Input rows -
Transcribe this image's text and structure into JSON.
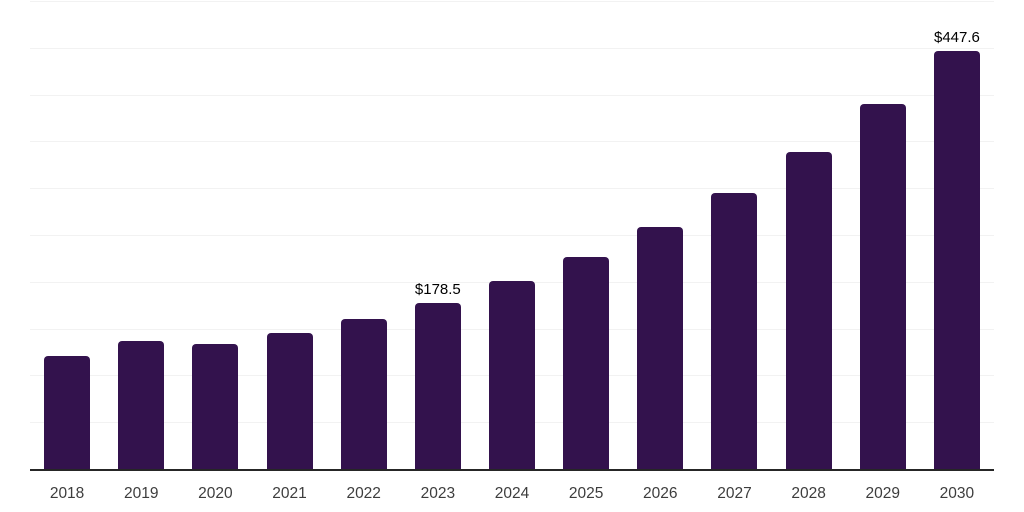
{
  "chart_data": {
    "type": "bar",
    "categories": [
      "2018",
      "2019",
      "2020",
      "2021",
      "2022",
      "2023",
      "2024",
      "2025",
      "2026",
      "2027",
      "2028",
      "2029",
      "2030"
    ],
    "values": [
      121.5,
      137.6,
      134.4,
      146.9,
      161.1,
      178.5,
      202.1,
      227.2,
      259.3,
      296.0,
      339.6,
      391.3,
      447.6
    ],
    "data_labels": [
      "",
      "",
      "",
      "",
      "",
      "$178.5",
      "",
      "",
      "",
      "",
      "",
      "",
      "$447.6"
    ],
    "title": "",
    "xlabel": "",
    "ylabel": "",
    "ylim": [
      0,
      500
    ],
    "gridline_step": 50,
    "grid": "horizontal-only",
    "y_tick_labels_visible": false,
    "legend_position": "none",
    "colors": {
      "bar": "#33124D",
      "axis_line": "#262626",
      "gridline": "#F2F2F2",
      "x_tick_label": "#3D3D3D",
      "data_label": "#000000",
      "background": "#FFFFFF"
    }
  }
}
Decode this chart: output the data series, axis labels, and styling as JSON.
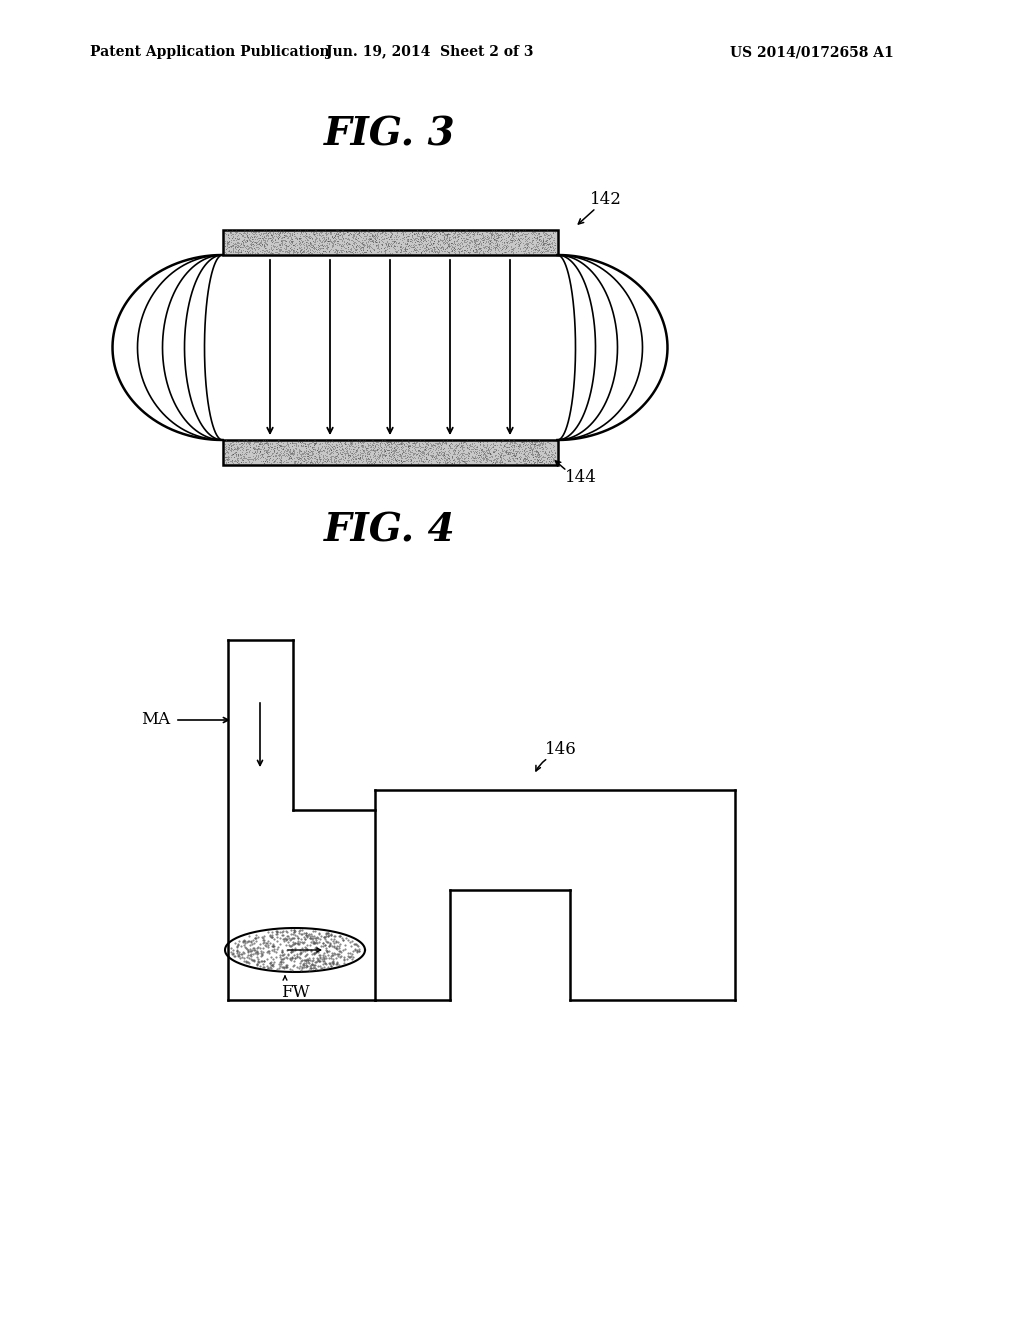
{
  "bg_color": "#ffffff",
  "header_left": "Patent Application Publication",
  "header_mid": "Jun. 19, 2014  Sheet 2 of 3",
  "header_right": "US 2014/0172658 A1",
  "fig3_title": "FIG. 3",
  "fig4_title": "FIG. 4",
  "label_142": "142",
  "label_144": "144",
  "label_MA": "MA",
  "label_FW": "FW",
  "label_146": "146",
  "lw": 1.8
}
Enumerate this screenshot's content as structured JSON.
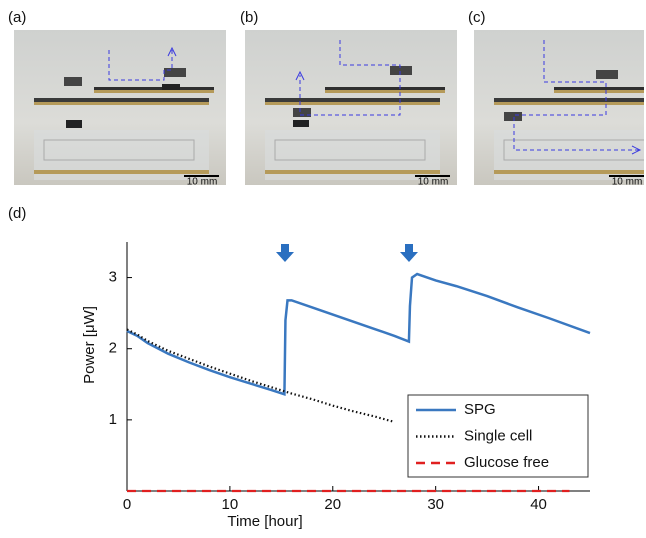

Task brief - Repeat each line of the records above exactly, but do not copy the pictures.

Answer to the problem -
Transcribe this image's text and structure into JSON.
{
  "chart_data": {
    "type": "bar",
    "categories": [
      "2018",
      "2019",
      "2020",
      "2021",
      "2022",
      "2023",
      "2024",
      "2025",
      "2026",
      "2027",
      "2028",
      "2029",
      "2030"
    ],
    "values": [
      121.5,
      137.6,
      134.4,
      146.9,
      161.1,
      178.5,
      202.1,
      227.2,
      259.3,
      296.0,
      339.6,
      391.3,
      447.6
    ],
    "data_labels": [
      "",
      "",
      "",
      "",
      "",
      "$178.5",
      "",
      "",
      "",
      "",
      "",
      "",
      "$447.6"
    ],
    "title": "",
    "xlabel": "",
    "ylabel": "",
    "ylim": [
      0,
      500
    ],
    "gridline_step": 50,
    "grid": "horizontal-only",
    "y_tick_labels_visible": false,
    "legend_position": "none",
    "colors": {
      "bar": "#33124D",
      "axis_line": "#262626",
      "gridline": "#F2F2F2",
      "x_tick_label": "#3D3D3D",
      "data_label": "#000000",
      "background": "#FFFFFF"
    }
  }
}
Decode this chart: output the data series, axis labels, and styling as JSON.
{
  "bg_color": "#ffffff",
  "header_left": "Patent Application Publication",
  "header_mid": "Jun. 19, 2014  Sheet 2 of 3",
  "header_right": "US 2014/0172658 A1",
  "fig3_title": "FIG. 3",
  "fig4_title": "FIG. 4",
  "label_142": "142",
  "label_144": "144",
  "label_MA": "MA",
  "label_FW": "FW",
  "label_146": "146",
  "lw": 1.8
}
Enumerate this screenshot's content as structured JSON.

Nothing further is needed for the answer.